Recorded data:
* start *

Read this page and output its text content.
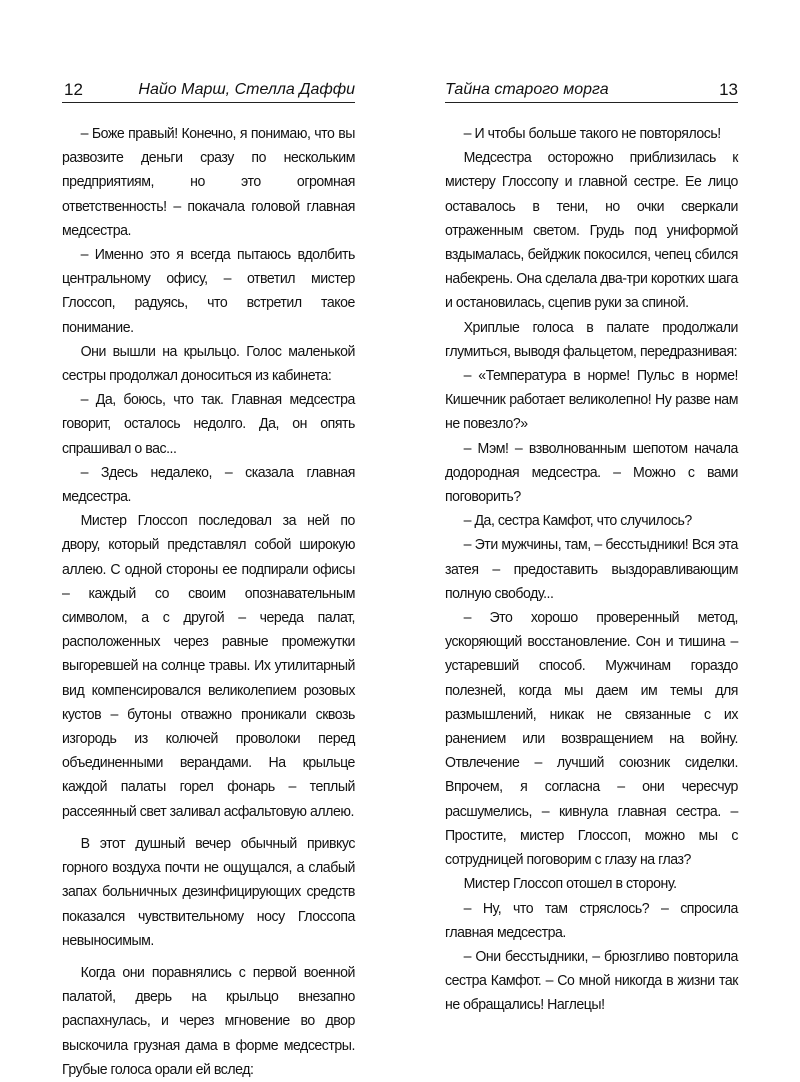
12	Найо Марш, Стелла Даффи

– Боже правый! Конечно, я понимаю, что вы развозите деньги сразу по нескольким предприятиям, но это огромная ответственность! – покачала головой главная медсестра.

– Именно это я всегда пытаюсь вдолбить центральному офису, – ответил мистер Глоссоп, радуясь, что встретил такое понимание.

Они вышли на крыльцо. Голос маленькой сестры продолжал доноситься из кабинета:

– Да, боюсь, что так. Главная медсестра говорит, осталось недолго. Да, он опять спрашивал о вас...

– Здесь недалеко, – сказала главная медсестра.

Мистер Глоссоп последовал за ней по двору, который представлял собой широкую аллею. С одной стороны ее подпирали офисы – каждый со своим опознавательным символом, а с другой – череда палат, расположенных через равные промежутки выгоревшей на солнце травы. Их утилитарный вид компенсировался великолепием розовых кустов – бутоны отважно проникали сквозь изгородь из колючей проволоки перед объединенными верандами. На крыльце каждой палаты горел фонарь – теплый рассеянный свет заливал асфальтовую аллею.

В этот душный вечер обычный привкус горного воздуха почти не ощущался, а слабый запах больничных дезинфицирующих средств показался чувствительному носу Глоссопа невыносимым.

Когда они поравнялись с первой военной палатой, дверь на крыльцо внезапно распахнулась, и через мгновение во двор выскочила грузная дама в форме медсестры. Грубые голоса орали ей вслед:

Тайна старого морга	13

– И чтобы больше такого не повторялось!

Медсестра осторожно приблизилась к мистеру Глоссопу и главной сестре. Ее лицо оставалось в тени, но очки сверкали отраженным светом. Грудь под униформой вздымалась, бейджик покосился, чепец сбился набекрень. Она сделала два-три коротких шага и остановилась, сцепив руки за спиной.

Хриплые голоса в палате продолжали глумиться, выводя фальцетом, передразнивая:

– «Температура в норме! Пульс в норме! Кишечник работает великолепно! Ну разве нам не повезло?»

– Мэм! – взволнованным шепотом начала додородная медсестра. – Можно с вами поговорить?

– Да, сестра Камфот, что случилось?

– Эти мужчины, там, – бесстыдники! Вся эта затея – предоставить выздоравливающим полную свободу...

– Это хорошо проверенный метод, ускоряющий восстановление. Сон и тишина – устаревший способ. Мужчинам гораздо полезней, когда мы даем им темы для размышлений, никак не связанные с их ранением или возвращением на войну. Отвлечение – лучший союзник сиделки. Впрочем, я согласна – они чересчур расшумелись, – кивнула главная сестра. – Простите, мистер Глоссоп, можно мы с сотрудницей поговорим с глазу на глаз?

Мистер Глоссоп отошел в сторону.

– Ну, что там стряслось? – спросила главная медсестра.

– Они бесстыдники, – брюзгливо повторила сестра Камфот. – Со мной никогда в жизни так не обращались! Наглецы!
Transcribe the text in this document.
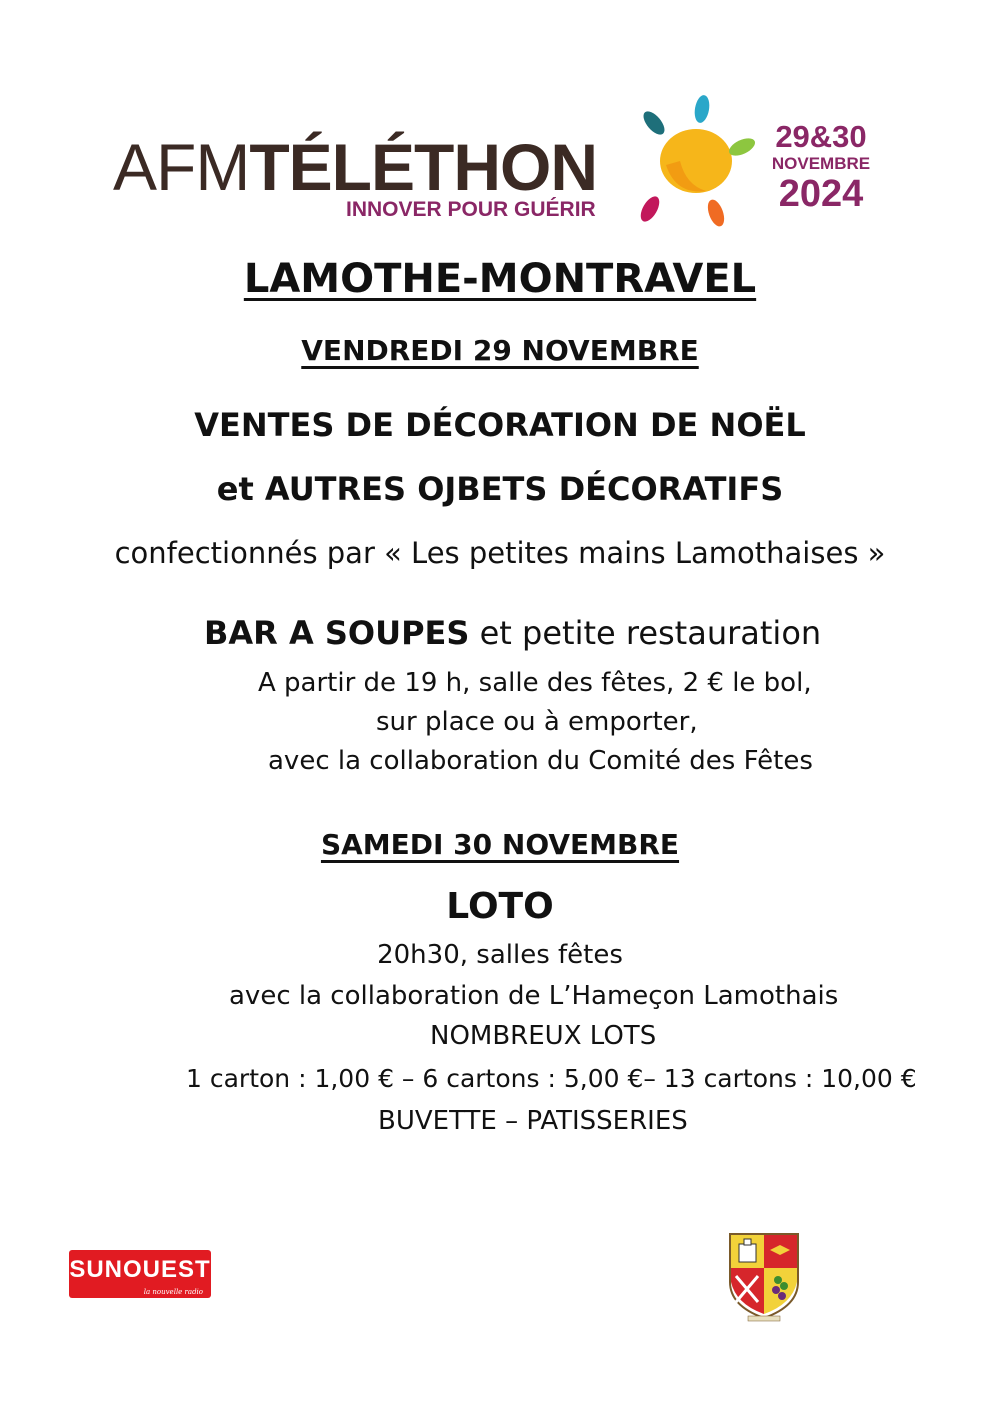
AFMTÉLÉTHON
INNOVER POUR GUÉRIR
29&30
NOVEMBRE
2024
LAMOTHE-MONTRAVEL
VENDREDI 29 NOVEMBRE
VENTES DE DÉCORATION DE NOËL
et AUTRES OJBETS DÉCORATIFS
confectionnés par « Les petites mains Lamothaises »
BAR A SOUPES et petite restauration
A partir de 19 h, salle des fêtes, 2 € le bol,
sur place ou à emporter,
avec la collaboration du Comité des Fêtes
SAMEDI 30 NOVEMBRE
LOTO
20h30, salles fêtes
avec la collaboration de L’Hameçon Lamothais
NOMBREUX LOTS
1 carton : 1,00 € – 6 cartons : 5,00 €– 13 cartons : 10,00 €
BUVETTE – PATISSERIES
SUNOUEST
la nouvelle radio
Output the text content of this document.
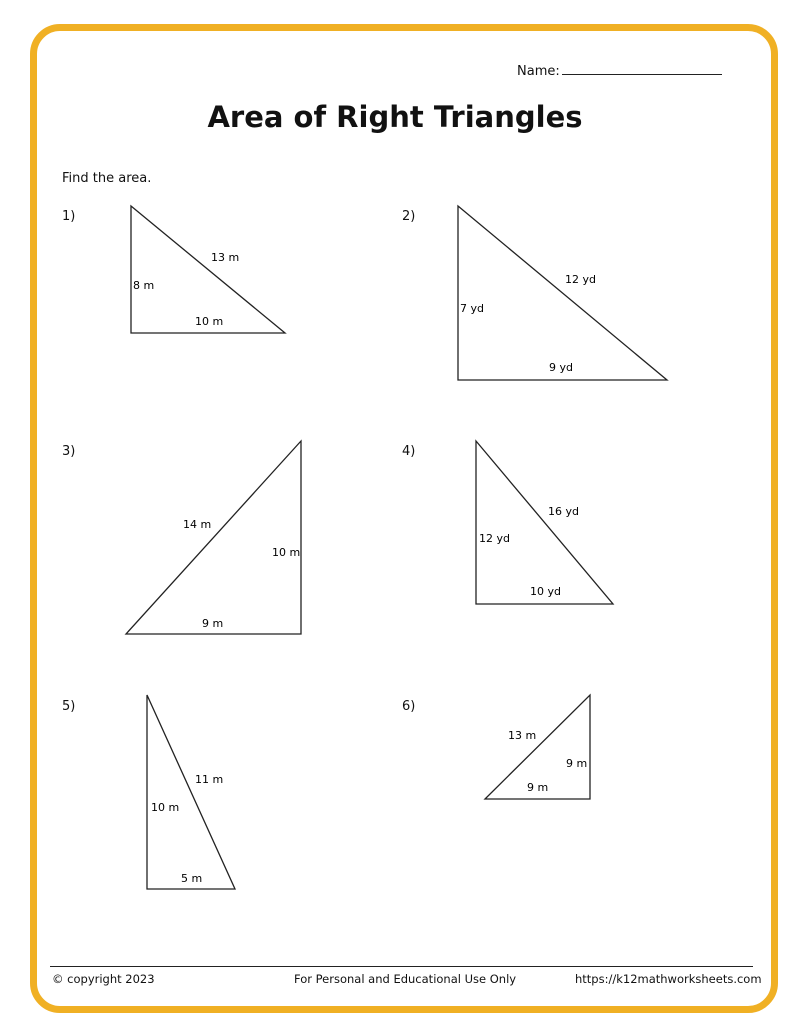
Name:
Area of Right Triangles
Find the area.
1)	2)
3)	4)
5)	6)
13 m
8 m
10 m
12 yd
7 yd
9 yd
14 m
10 m
9 m
16 yd
12 yd
10 yd
11 m
10 m
5 m
13 m
9 m
9 m
© copyright 2023	For Personal and Educational Use Only	https://k12mathworksheets.com
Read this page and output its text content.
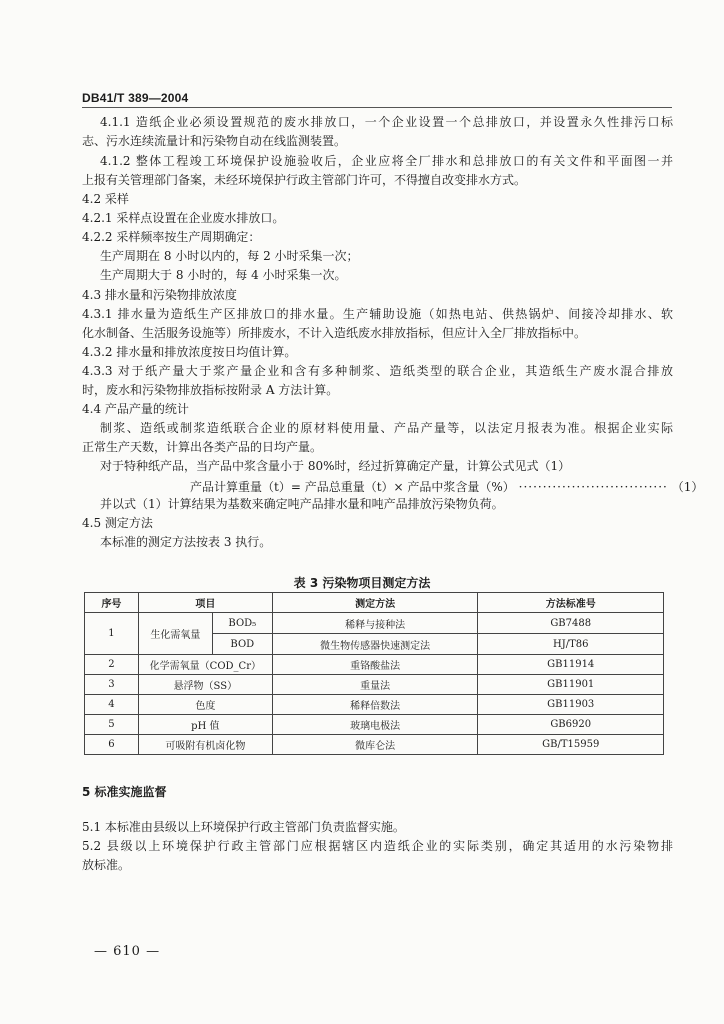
DB41/T 389—2004
4.1.1 造纸企业必须设置规范的废水排放口，一个企业设置一个总排放口，并设置永久性排污口标
志、污水连续流量计和污染物自动在线监测装置。
4.1.2 整体工程竣工环境保护设施验收后，企业应将全厂排水和总排放口的有关文件和平面图一并
上报有关管理部门备案，未经环境保护行政主管部门许可，不得擅自改变排水方式。
4.2 采样
4.2.1 采样点设置在企业废水排放口。
4.2.2 采样频率按生产周期确定：
生产周期在 8 小时以内的，每 2 小时采集一次；
生产周期大于 8 小时的，每 4 小时采集一次。
4.3 排水量和污染物排放浓度
4.3.1 排水量为造纸生产区排放口的排水量。生产辅助设施（如热电站、供热锅炉、间接冷却排水、软
化水制备、生活服务设施等）所排废水，不计入造纸废水排放指标，但应计入全厂排放指标中。
4.3.2 排水量和排放浓度按日均值计算。
4.3.3 对于纸产量大于浆产量企业和含有多种制浆、造纸类型的联合企业，其造纸生产废水混合排放
时，废水和污染物排放指标按附录 A 方法计算。
4.4 产品产量的统计
制浆、造纸或制浆造纸联合企业的原材料使用量、产品产量等，以法定月报表为准。根据企业实际
正常生产天数，计算出各类产品的日均产量。
对于特种纸产品，当产品中浆含量小于 80%时，经过折算确定产量，计算公式见式（1）
产品计算重量（t）= 产品总重量（t）× 产品中浆含量（%） ······························· （1）
并以式（1）计算结果为基数来确定吨产品排水量和吨产品排放污染物负荷。
4.5 测定方法
本标准的测定方法按表 3 执行。
表 3 污染物项目测定方法
序号	项目		测定方法	方法标准号
1	生化需氧量	BOD₅	稀释与接种法	GB7488
		BOD	微生物传感器快速测定法	HJ/T86
2	化学需氧量（COD_Cr）		重铬酸盐法	GB11914
3	悬浮物（SS）		重量法	GB11901
4	色度		稀释倍数法	GB11903
5	pH 值		玻璃电极法	GB6920
6	可吸附有机卤化物		微库仑法	GB/T15959
5 标准实施监督
5.1 本标准由县级以上环境保护行政主管部门负责监督实施。
5.2 县级以上环境保护行政主管部门应根据辖区内造纸企业的实际类别，确定其适用的水污染物排
放标准。
— 610 —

* end *

■ **Problem**
Leave the images out and output the remaining material exactly as it stands.

■ **Complete answer**
Read this page and output its text content.
12	Найо Марш, Стелла Даффи

– Боже правый! Конечно, я понимаю, что вы развозите деньги сразу по нескольким предприятиям, но это огромная ответственность! – покачала головой главная медсестра.

– Именно это я всегда пытаюсь вдолбить центральному офису, – ответил мистер Глоссоп, радуясь, что встретил такое понимание.

Они вышли на крыльцо. Голос маленькой сестры продолжал доноситься из кабинета:

– Да, боюсь, что так. Главная медсестра говорит, осталось недолго. Да, он опять спрашивал о вас...

– Здесь недалеко, – сказала главная медсестра.

Мистер Глоссоп последовал за ней по двору, который представлял собой широкую аллею. С одной стороны ее подпирали офисы – каждый со своим опознавательным символом, а с другой – череда палат, расположенных через равные промежутки выгоревшей на солнце травы. Их утилитарный вид компенсировался великолепием розовых кустов – бутоны отважно проникали сквозь изгородь из колючей проволоки перед объединенными верандами. На крыльце каждой палаты горел фонарь – теплый рассеянный свет заливал асфальтовую аллею.

В этот душный вечер обычный привкус горного воздуха почти не ощущался, а слабый запах больничных дезинфицирующих средств показался чувствительному носу Глоссопа невыносимым.

Когда они поравнялись с первой военной палатой, дверь на крыльцо внезапно распахнулась, и через мгновение во двор выскочила грузная дама в форме медсестры. Грубые голоса орали ей вслед:

Тайна старого морга	13

– И чтобы больше такого не повторялось!

Медсестра осторожно приблизилась к мистеру Глоссопу и главной сестре. Ее лицо оставалось в тени, но очки сверкали отраженным светом. Грудь под униформой вздымалась, бейджик покосился, чепец сбился набекрень. Она сделала два-три коротких шага и остановилась, сцепив руки за спиной.

Хриплые голоса в палате продолжали глумиться, выводя фальцетом, передразнивая:

– «Температура в норме! Пульс в норме! Кишечник работает великолепно! Ну разве нам не повезло?»

– Мэм! – взволнованным шепотом начала додородная медсестра. – Можно с вами поговорить?

– Да, сестра Камфот, что случилось?

– Эти мужчины, там, – бесстыдники! Вся эта затея – предоставить выздоравливающим полную свободу...

– Это хорошо проверенный метод, ускоряющий восстановление. Сон и тишина – устаревший способ. Мужчинам гораздо полезней, когда мы даем им темы для размышлений, никак не связанные с их ранением или возвращением на войну. Отвлечение – лучший союзник сиделки. Впрочем, я согласна – они чересчур расшумелись, – кивнула главная сестра. – Простите, мистер Глоссоп, можно мы с сотрудницей поговорим с глазу на глаз?

Мистер Глоссоп отошел в сторону.

– Ну, что там стряслось? – спросила главная медсестра.

– Они бесстыдники, – брюзгливо повторила сестра Камфот. – Со мной никогда в жизни так не обращались! Наглецы!
Transcribe the text in this document.
AFMTÉLÉTHON
INNOVER POUR GUÉRIR
29&30
NOVEMBRE
2024
LAMOTHE-MONTRAVEL
VENDREDI 29 NOVEMBRE
VENTES DE DÉCORATION DE NOËL
et AUTRES OJBETS DÉCORATIFS
confectionnés par « Les petites mains Lamothaises »
BAR A SOUPES et petite restauration
A partir de 19 h, salle des fêtes, 2 € le bol,
sur place ou à emporter,
avec la collaboration du Comité des Fêtes
SAMEDI 30 NOVEMBRE
LOTO
20h30, salles fêtes
avec la collaboration de L’Hameçon Lamothais
NOMBREUX LOTS
1 carton : 1,00 € – 6 cartons : 5,00 €– 13 cartons : 10,00 €
BUVETTE – PATISSERIES
SUNOUEST
la nouvelle radio
Output the text content of this document.
Name:
Area of Right Triangles
Find the area.
1)	2)
3)	4)
5)	6)
13 m
8 m
10 m
12 yd
7 yd
9 yd
14 m
10 m
9 m
16 yd
12 yd
10 yd
11 m
10 m
5 m
13 m
9 m
9 m
© copyright 2023	For Personal and Educational Use Only	https://k12mathworksheets.com
Read this page and output its text content.
DB41/T 389—2004
4.1.1 造纸企业必须设置规范的废水排放口，一个企业设置一个总排放口，并设置永久性排污口标
志、污水连续流量计和污染物自动在线监测装置。
4.1.2 整体工程竣工环境保护设施验收后，企业应将全厂排水和总排放口的有关文件和平面图一并
上报有关管理部门备案，未经环境保护行政主管部门许可，不得擅自改变排水方式。
4.2 采样
4.2.1 采样点设置在企业废水排放口。
4.2.2 采样频率按生产周期确定：
生产周期在 8 小时以内的，每 2 小时采集一次；
生产周期大于 8 小时的，每 4 小时采集一次。
4.3 排水量和污染物排放浓度
4.3.1 排水量为造纸生产区排放口的排水量。生产辅助设施（如热电站、供热锅炉、间接冷却排水、软
化水制备、生活服务设施等）所排废水，不计入造纸废水排放指标，但应计入全厂排放指标中。
4.3.2 排水量和排放浓度按日均值计算。
4.3.3 对于纸产量大于浆产量企业和含有多种制浆、造纸类型的联合企业，其造纸生产废水混合排放
时，废水和污染物排放指标按附录 A 方法计算。
4.4 产品产量的统计
制浆、造纸或制浆造纸联合企业的原材料使用量、产品产量等，以法定月报表为准。根据企业实际
正常生产天数，计算出各类产品的日均产量。
对于特种纸产品，当产品中浆含量小于 80%时，经过折算确定产量，计算公式见式（1）
产品计算重量（t）= 产品总重量（t）× 产品中浆含量（%） ······························· （1）
并以式（1）计算结果为基数来确定吨产品排水量和吨产品排放污染物负荷。
4.5 测定方法
本标准的测定方法按表 3 执行。
表 3 污染物项目测定方法
序号	项目		测定方法	方法标准号
1	生化需氧量	BOD₅	稀释与接种法	GB7488
		BOD	微生物传感器快速测定法	HJ/T86
2	化学需氧量（COD_Cr）		重铬酸盐法	GB11914
3	悬浮物（SS）		重量法	GB11901
4	色度		稀释倍数法	GB11903
5	pH 值		玻璃电极法	GB6920
6	可吸附有机卤化物		微库仑法	GB/T15959
5 标准实施监督
5.1 本标准由县级以上环境保护行政主管部门负责监督实施。
5.2 县级以上环境保护行政主管部门应根据辖区内造纸企业的实际类别，确定其适用的水污染物排
放标准。
— 610 —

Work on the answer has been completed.